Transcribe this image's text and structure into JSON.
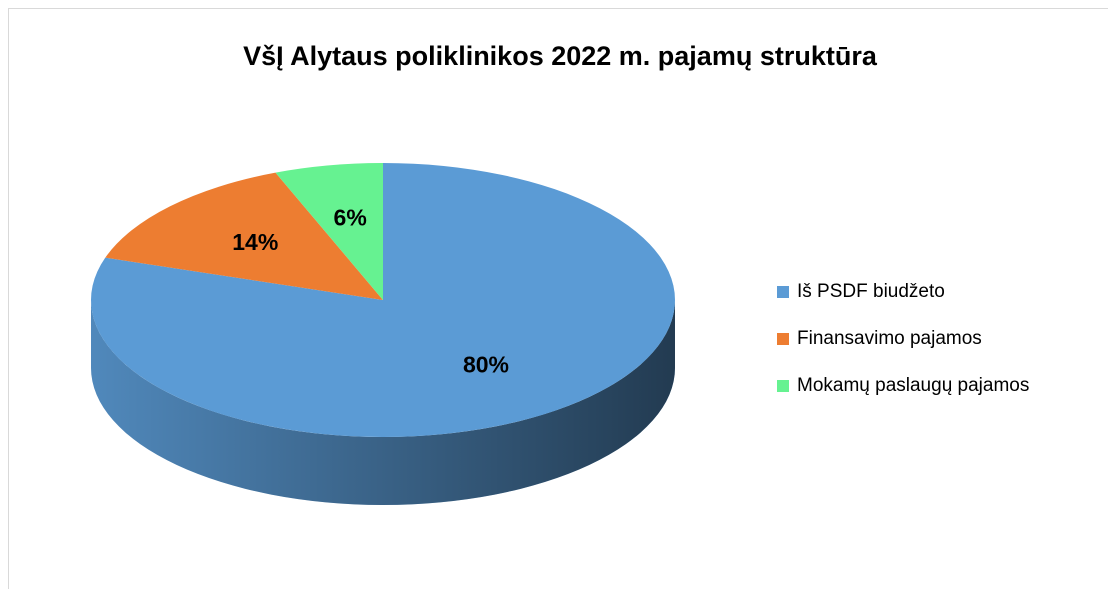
{
  "chart_data": {
    "type": "pie",
    "title": "VšĮ Alytaus poliklinikos 2022 m. pajamų struktūra",
    "categories": [
      "Iš PSDF biudžeto",
      "Finansavimo pajamos",
      "Mokamų paslaugų pajamos"
    ],
    "values": [
      80,
      14,
      6
    ],
    "value_labels": [
      "80%",
      "14%",
      "6%"
    ],
    "colors": [
      "#5b9bd5",
      "#ed7d31",
      "#66f291"
    ],
    "legend": "right"
  }
}
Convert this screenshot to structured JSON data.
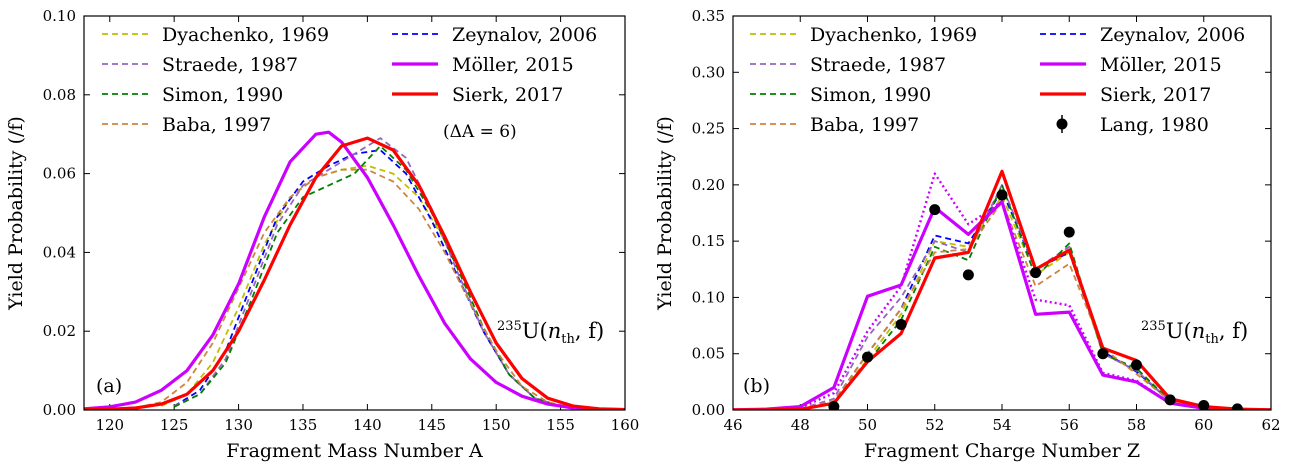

-=-=-=-=-

## Set task
Copy out all the data exactly; skip the pictures.

## Expected answer
Transcribe this image's text and structure into JSON.
{
  "chart_data": {
    "type": "pie",
    "title": "VšĮ Alytaus poliklinikos 2022 m. pajamų struktūra",
    "categories": [
      "Iš PSDF biudžeto",
      "Finansavimo pajamos",
      "Mokamų paslaugų pajamos"
    ],
    "values": [
      80,
      14,
      6
    ],
    "value_labels": [
      "80%",
      "14%",
      "6%"
    ],
    "colors": [
      "#5b9bd5",
      "#ed7d31",
      "#66f291"
    ],
    "legend": "right"
  }
}
Convert this screenshot to structured JSON data.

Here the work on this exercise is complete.